A block of data
>> begin
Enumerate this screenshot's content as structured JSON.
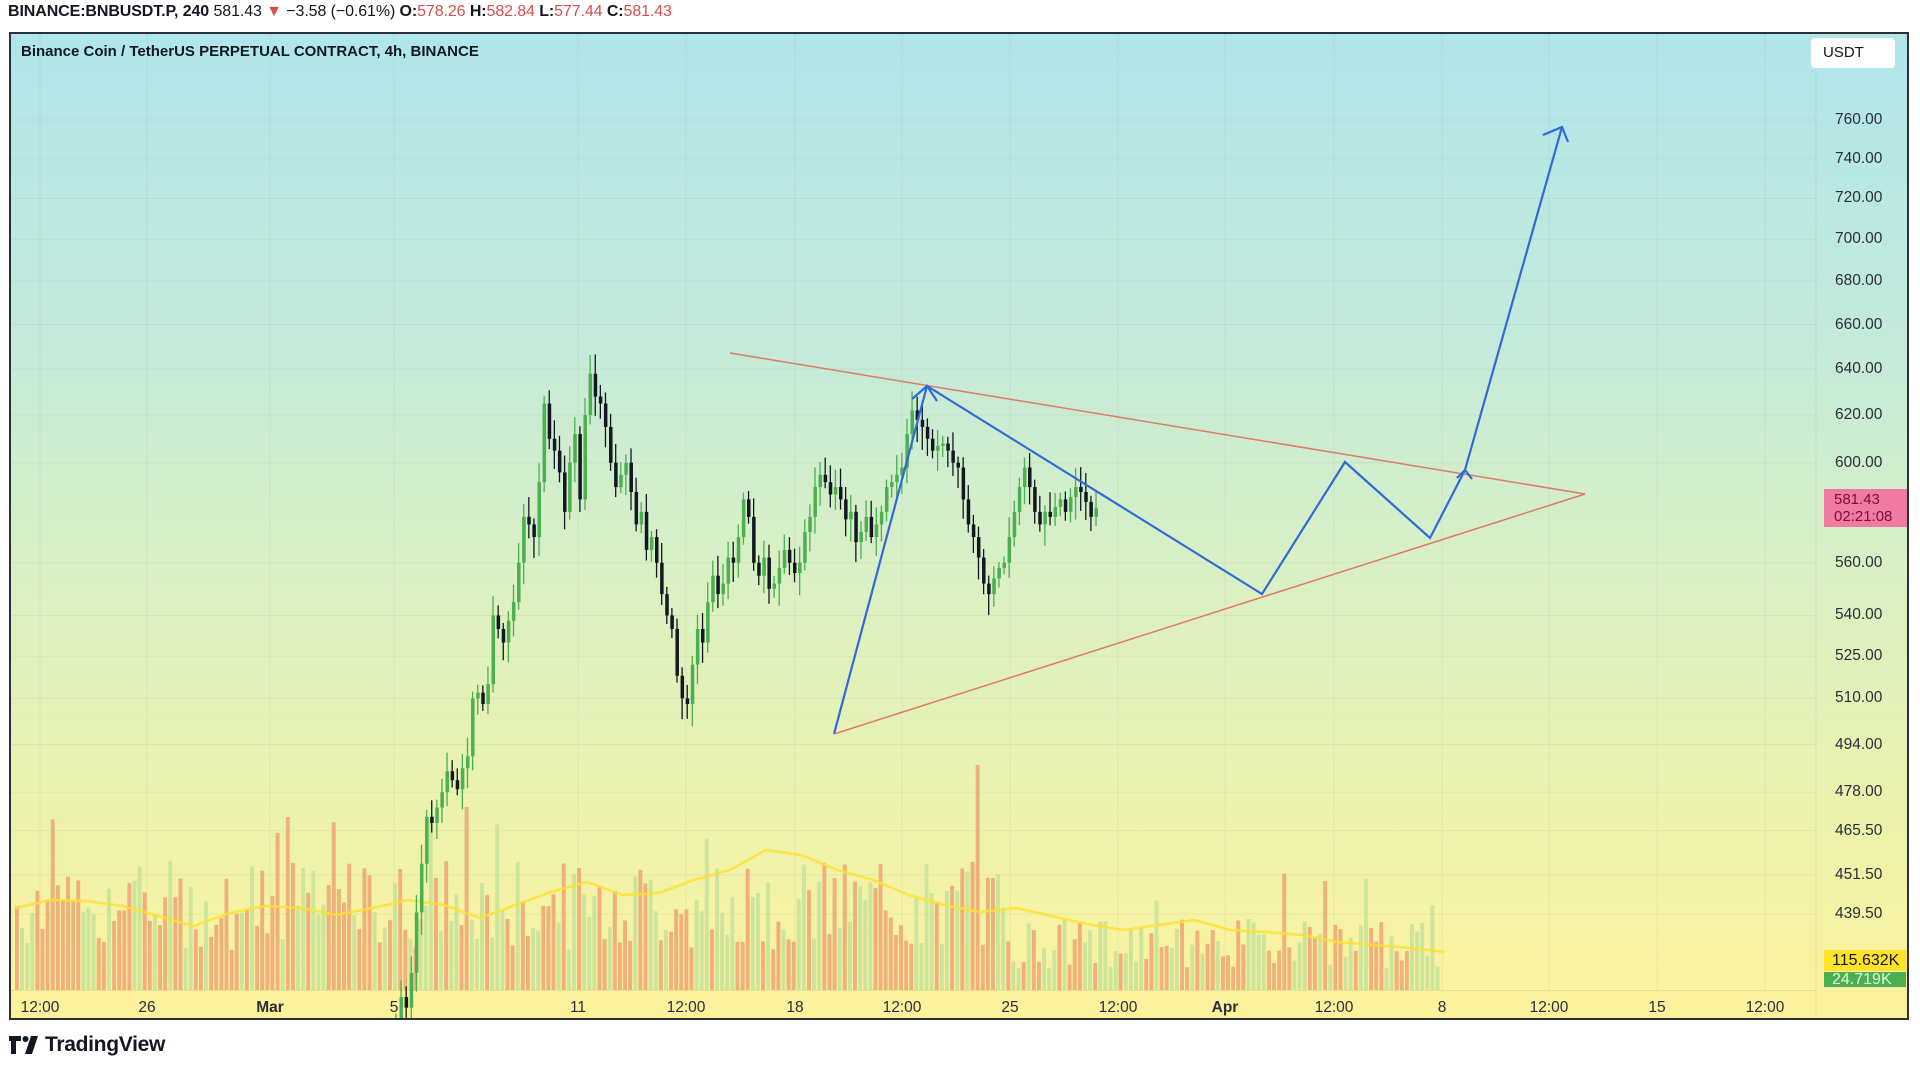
{
  "header": {
    "symbol": "BINANCE:BNBUSDT.P, 240",
    "last": "581.43",
    "change_arrow": "▼",
    "change": "−3.58 (−0.61%)",
    "open_label": "O:",
    "open": "578.26",
    "high_label": "H:",
    "high": "582.84",
    "low_label": "L:",
    "low": "577.44",
    "close_label": "C:",
    "close": "581.43"
  },
  "chart": {
    "title": "Binance Coin / TetherUS PERPETUAL CONTRACT, 4h, BINANCE",
    "currency": "USDT",
    "last_price_label": "581.43",
    "countdown": "02:21:08",
    "volume_ma_label": "115.632K",
    "volume_label": "24.719K"
  },
  "colors": {
    "up": "#4caf50",
    "down": "#131722",
    "trendline": "#e07a6a",
    "pattern": "#2f6bd8",
    "volume_up": "#c8e29a",
    "volume_down": "#f0a878",
    "volume_ma": "#ffe033",
    "last_price_bg": "#f27aa0"
  },
  "price_axis": [
    "760.00",
    "740.00",
    "720.00",
    "700.00",
    "680.00",
    "660.00",
    "640.00",
    "620.00",
    "600.00",
    "560.00",
    "540.00",
    "525.00",
    "510.00",
    "494.00",
    "478.00",
    "465.50",
    "451.50",
    "439.50"
  ],
  "time_axis": [
    {
      "label": "12:00",
      "bold": false
    },
    {
      "label": "26",
      "bold": false
    },
    {
      "label": "Mar",
      "bold": true
    },
    {
      "label": "5",
      "bold": false
    },
    {
      "label": "11",
      "bold": false
    },
    {
      "label": "12:00",
      "bold": false
    },
    {
      "label": "18",
      "bold": false
    },
    {
      "label": "12:00",
      "bold": false
    },
    {
      "label": "25",
      "bold": false
    },
    {
      "label": "12:00",
      "bold": false
    },
    {
      "label": "Apr",
      "bold": true
    },
    {
      "label": "12:00",
      "bold": false
    },
    {
      "label": "8",
      "bold": false
    },
    {
      "label": "12:00",
      "bold": false
    },
    {
      "label": "15",
      "bold": false
    },
    {
      "label": "12:00",
      "bold": false
    }
  ],
  "footer": {
    "brand": "TradingView"
  },
  "chart_data": {
    "type": "candlestick",
    "title": "Binance Coin / TetherUS PERPETUAL CONTRACT, 4h, BINANCE",
    "xlabel": "",
    "ylabel": "USDT",
    "y_scale": "log",
    "ylim": [
      430,
      775
    ],
    "x_ticks": [
      "12:00",
      "26",
      "Mar",
      "5",
      "11",
      "12:00",
      "18",
      "12:00",
      "25",
      "12:00",
      "Apr",
      "12:00",
      "8",
      "12:00",
      "15",
      "12:00"
    ],
    "y_ticks": [
      760,
      740,
      720,
      700,
      680,
      660,
      640,
      620,
      600,
      560,
      540,
      525,
      510,
      494,
      478,
      465.5,
      451.5,
      439.5
    ],
    "last_close": 581.43,
    "approx_closes_from_mar4": [
      405,
      402,
      408,
      415,
      412,
      422,
      440,
      455,
      470,
      468,
      473,
      478,
      485,
      482,
      479,
      486,
      490,
      510,
      512,
      508,
      515,
      540,
      535,
      530,
      538,
      545,
      560,
      578,
      575,
      570,
      592,
      625,
      610,
      605,
      596,
      580,
      600,
      612,
      585,
      620,
      638,
      628,
      625,
      615,
      600,
      590,
      595,
      600,
      588,
      575,
      580,
      565,
      570,
      560,
      548,
      540,
      535,
      518,
      510,
      508,
      522,
      535,
      530,
      545,
      555,
      548,
      552,
      562,
      560,
      570,
      585,
      578,
      560,
      555,
      562,
      550,
      552,
      558,
      565,
      560,
      556,
      560,
      572,
      578,
      590,
      595,
      592,
      587,
      590,
      585,
      577,
      580,
      568,
      572,
      578,
      570,
      575,
      580,
      590,
      592,
      595,
      598,
      612,
      622,
      618,
      615,
      610,
      605,
      607,
      608,
      605,
      600,
      598,
      585,
      575,
      570,
      562,
      552,
      548,
      554,
      558,
      560,
      570,
      580,
      590,
      598,
      590,
      580,
      575,
      580,
      578,
      582,
      585,
      580,
      586,
      590,
      588,
      584,
      578,
      581.43
    ],
    "annotations": {
      "triangle_upper": [
        [
          "Mar 15 08:00",
          649
        ],
        [
          "Apr 11",
          590
        ]
      ],
      "triangle_lower": [
        [
          "Mar 19 20:00",
          495
        ],
        [
          "Apr 11",
          590
        ]
      ],
      "pattern_path": [
        [
          495,
          "Mar 19"
        ],
        [
          636,
          "Mar 21"
        ],
        [
          551,
          "Apr 1"
        ],
        [
          601,
          "Apr 5"
        ],
        [
          566,
          "Apr 7"
        ],
        [
          594,
          "Apr 8"
        ],
        [
          758,
          "Apr 10"
        ]
      ],
      "projection_target": 758
    },
    "volume": {
      "ma_label": "115.632K",
      "current": "24.719K"
    },
    "legend": []
  }
}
>> end
Print all of the records shown above exactly, leaving out each picture.

- The solution -
Enumerate this screenshot's content as structured JSON.
{
  "header": {
    "symbol": "BINANCE:BNBUSDT.P, 240",
    "last": "581.43",
    "change_arrow": "▼",
    "change": "−3.58 (−0.61%)",
    "open_label": "O:",
    "open": "578.26",
    "high_label": "H:",
    "high": "582.84",
    "low_label": "L:",
    "low": "577.44",
    "close_label": "C:",
    "close": "581.43"
  },
  "chart": {
    "title": "Binance Coin / TetherUS PERPETUAL CONTRACT, 4h, BINANCE",
    "currency": "USDT",
    "last_price_label": "581.43",
    "countdown": "02:21:08",
    "volume_ma_label": "115.632K",
    "volume_label": "24.719K"
  },
  "colors": {
    "up": "#4caf50",
    "down": "#131722",
    "trendline": "#e07a6a",
    "pattern": "#2f6bd8",
    "volume_up": "#c8e29a",
    "volume_down": "#f0a878",
    "volume_ma": "#ffe033",
    "last_price_bg": "#f27aa0"
  },
  "price_axis": [
    "760.00",
    "740.00",
    "720.00",
    "700.00",
    "680.00",
    "660.00",
    "640.00",
    "620.00",
    "600.00",
    "560.00",
    "540.00",
    "525.00",
    "510.00",
    "494.00",
    "478.00",
    "465.50",
    "451.50",
    "439.50"
  ],
  "time_axis": [
    {
      "label": "12:00",
      "bold": false
    },
    {
      "label": "26",
      "bold": false
    },
    {
      "label": "Mar",
      "bold": true
    },
    {
      "label": "5",
      "bold": false
    },
    {
      "label": "11",
      "bold": false
    },
    {
      "label": "12:00",
      "bold": false
    },
    {
      "label": "18",
      "bold": false
    },
    {
      "label": "12:00",
      "bold": false
    },
    {
      "label": "25",
      "bold": false
    },
    {
      "label": "12:00",
      "bold": false
    },
    {
      "label": "Apr",
      "bold": true
    },
    {
      "label": "12:00",
      "bold": false
    },
    {
      "label": "8",
      "bold": false
    },
    {
      "label": "12:00",
      "bold": false
    },
    {
      "label": "15",
      "bold": false
    },
    {
      "label": "12:00",
      "bold": false
    }
  ],
  "footer": {
    "brand": "TradingView"
  },
  "chart_data": {
    "type": "candlestick",
    "title": "Binance Coin / TetherUS PERPETUAL CONTRACT, 4h, BINANCE",
    "xlabel": "",
    "ylabel": "USDT",
    "y_scale": "log",
    "ylim": [
      430,
      775
    ],
    "x_ticks": [
      "12:00",
      "26",
      "Mar",
      "5",
      "11",
      "12:00",
      "18",
      "12:00",
      "25",
      "12:00",
      "Apr",
      "12:00",
      "8",
      "12:00",
      "15",
      "12:00"
    ],
    "y_ticks": [
      760,
      740,
      720,
      700,
      680,
      660,
      640,
      620,
      600,
      560,
      540,
      525,
      510,
      494,
      478,
      465.5,
      451.5,
      439.5
    ],
    "last_close": 581.43,
    "approx_closes_from_mar4": [
      405,
      402,
      408,
      415,
      412,
      422,
      440,
      455,
      470,
      468,
      473,
      478,
      485,
      482,
      479,
      486,
      490,
      510,
      512,
      508,
      515,
      540,
      535,
      530,
      538,
      545,
      560,
      578,
      575,
      570,
      592,
      625,
      610,
      605,
      596,
      580,
      600,
      612,
      585,
      620,
      638,
      628,
      625,
      615,
      600,
      590,
      595,
      600,
      588,
      575,
      580,
      565,
      570,
      560,
      548,
      540,
      535,
      518,
      510,
      508,
      522,
      535,
      530,
      545,
      555,
      548,
      552,
      562,
      560,
      570,
      585,
      578,
      560,
      555,
      562,
      550,
      552,
      558,
      565,
      560,
      556,
      560,
      572,
      578,
      590,
      595,
      592,
      587,
      590,
      585,
      577,
      580,
      568,
      572,
      578,
      570,
      575,
      580,
      590,
      592,
      595,
      598,
      612,
      622,
      618,
      615,
      610,
      605,
      607,
      608,
      605,
      600,
      598,
      585,
      575,
      570,
      562,
      552,
      548,
      554,
      558,
      560,
      570,
      580,
      590,
      598,
      590,
      580,
      575,
      580,
      578,
      582,
      585,
      580,
      586,
      590,
      588,
      584,
      578,
      581.43
    ],
    "annotations": {
      "triangle_upper": [
        [
          "Mar 15 08:00",
          649
        ],
        [
          "Apr 11",
          590
        ]
      ],
      "triangle_lower": [
        [
          "Mar 19 20:00",
          495
        ],
        [
          "Apr 11",
          590
        ]
      ],
      "pattern_path": [
        [
          495,
          "Mar 19"
        ],
        [
          636,
          "Mar 21"
        ],
        [
          551,
          "Apr 1"
        ],
        [
          601,
          "Apr 5"
        ],
        [
          566,
          "Apr 7"
        ],
        [
          594,
          "Apr 8"
        ],
        [
          758,
          "Apr 10"
        ]
      ],
      "projection_target": 758
    },
    "volume": {
      "ma_label": "115.632K",
      "current": "24.719K"
    },
    "legend": []
  }
}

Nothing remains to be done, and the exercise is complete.